- [Problem to solve]:
Keep the pictures out of the copy and repeat the records exactly.

- [Material provided]:
.....
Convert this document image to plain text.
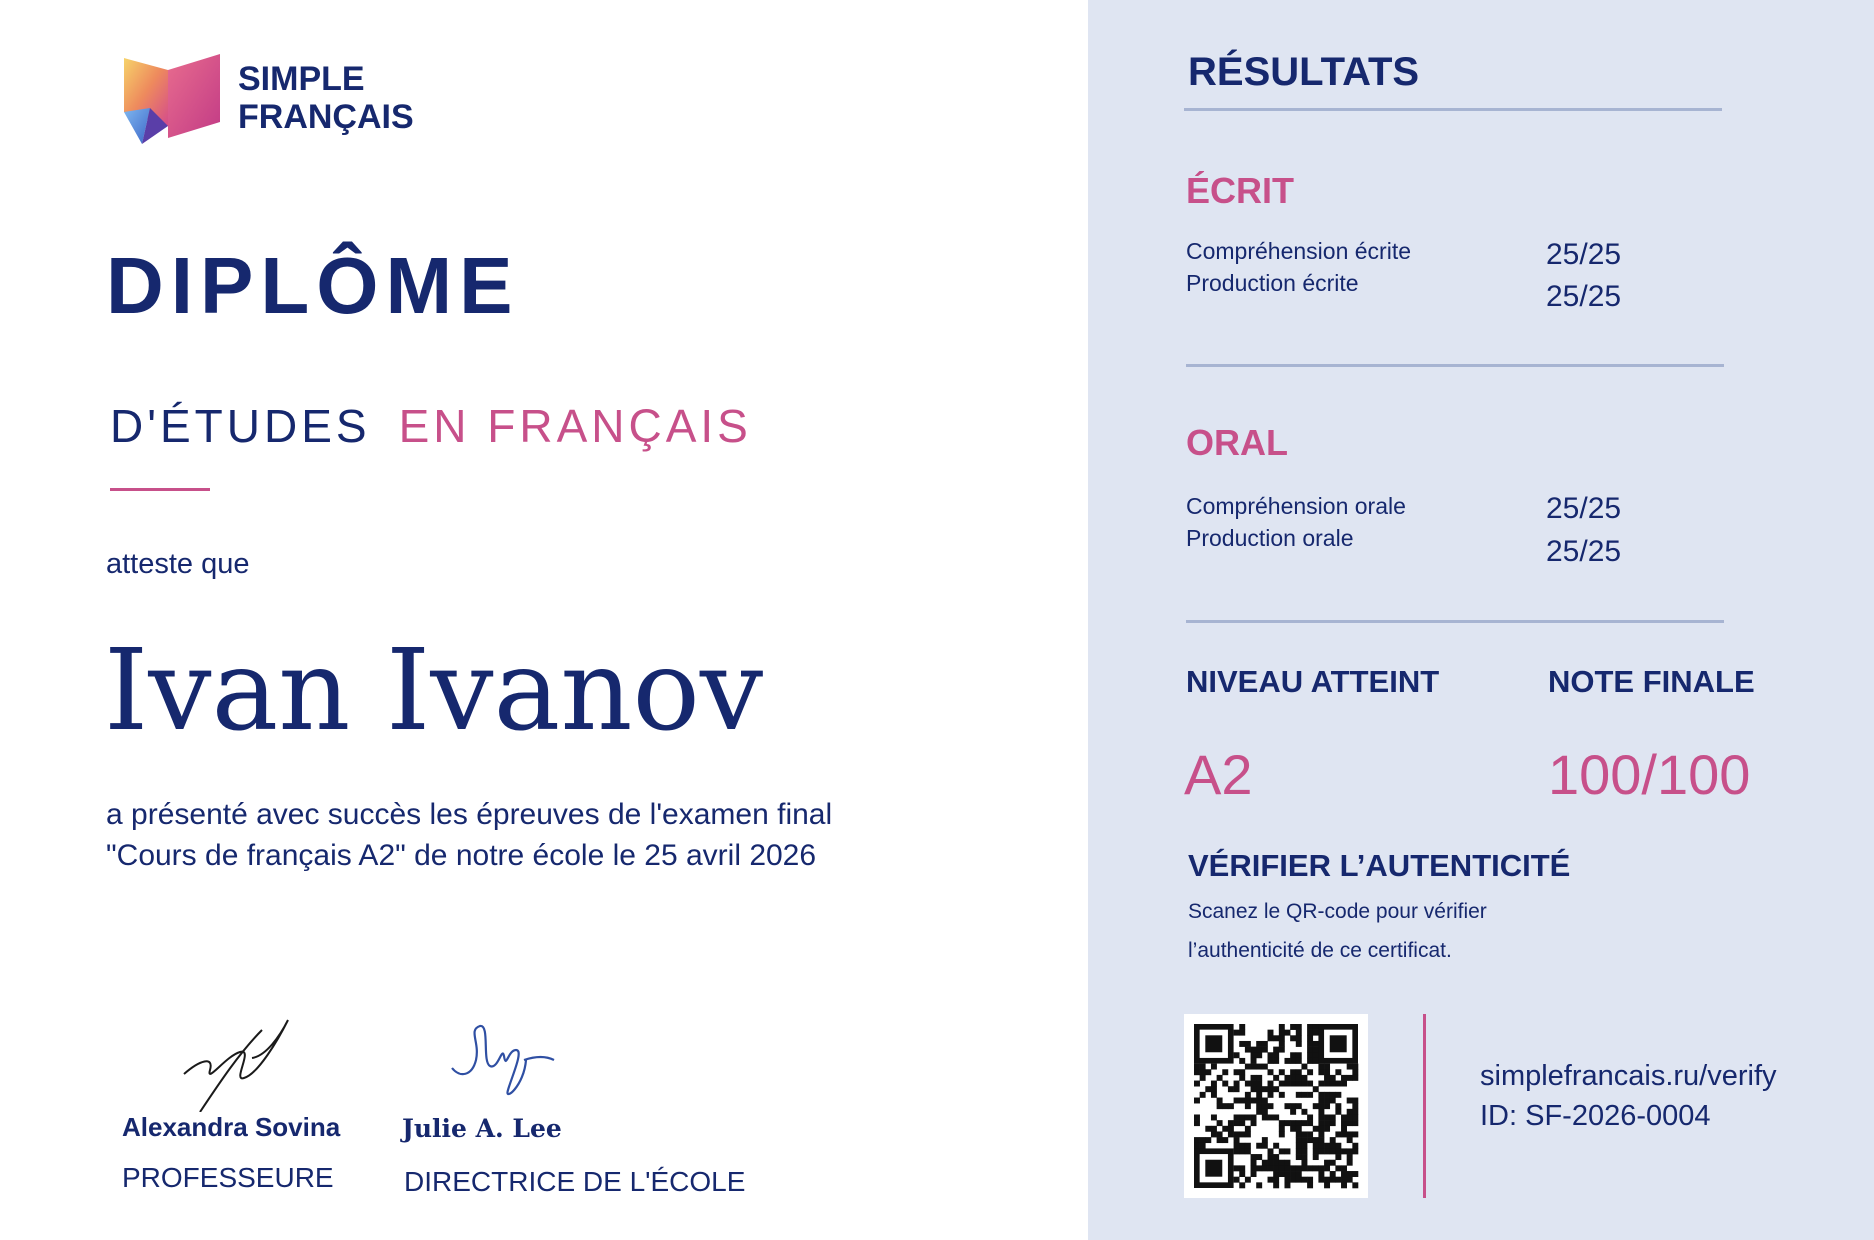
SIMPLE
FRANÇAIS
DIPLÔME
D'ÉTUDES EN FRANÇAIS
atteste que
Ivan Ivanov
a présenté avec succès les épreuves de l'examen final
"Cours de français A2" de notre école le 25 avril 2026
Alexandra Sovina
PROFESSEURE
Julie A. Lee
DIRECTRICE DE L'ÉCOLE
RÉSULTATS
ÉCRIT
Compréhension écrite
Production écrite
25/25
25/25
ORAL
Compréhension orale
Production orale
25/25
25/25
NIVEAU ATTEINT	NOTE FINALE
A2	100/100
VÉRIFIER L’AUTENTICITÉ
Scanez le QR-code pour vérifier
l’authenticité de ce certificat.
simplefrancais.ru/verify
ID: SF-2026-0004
.....
- [Output]:
Convert this document image to plain text.
SIMPLE
FRANÇAIS
DIPLÔME
D'ÉTUDES EN FRANÇAIS
atteste que
Ivan Ivanov
a présenté avec succès les épreuves de l'examen final
"Cours de français A2" de notre école le 25 avril 2026
Alexandra Sovina
PROFESSEURE
Julie A. Lee
DIRECTRICE DE L'ÉCOLE
RÉSULTATS
ÉCRIT
Compréhension écrite
Production écrite
25/25
25/25
ORAL
Compréhension orale
Production orale
25/25
25/25
NIVEAU ATTEINT	NOTE FINALE
A2	100/100
VÉRIFIER L’AUTENTICITÉ
Scanez le QR-code pour vérifier
l’authenticité de ce certificat.
simplefrancais.ru/verify
ID: SF-2026-0004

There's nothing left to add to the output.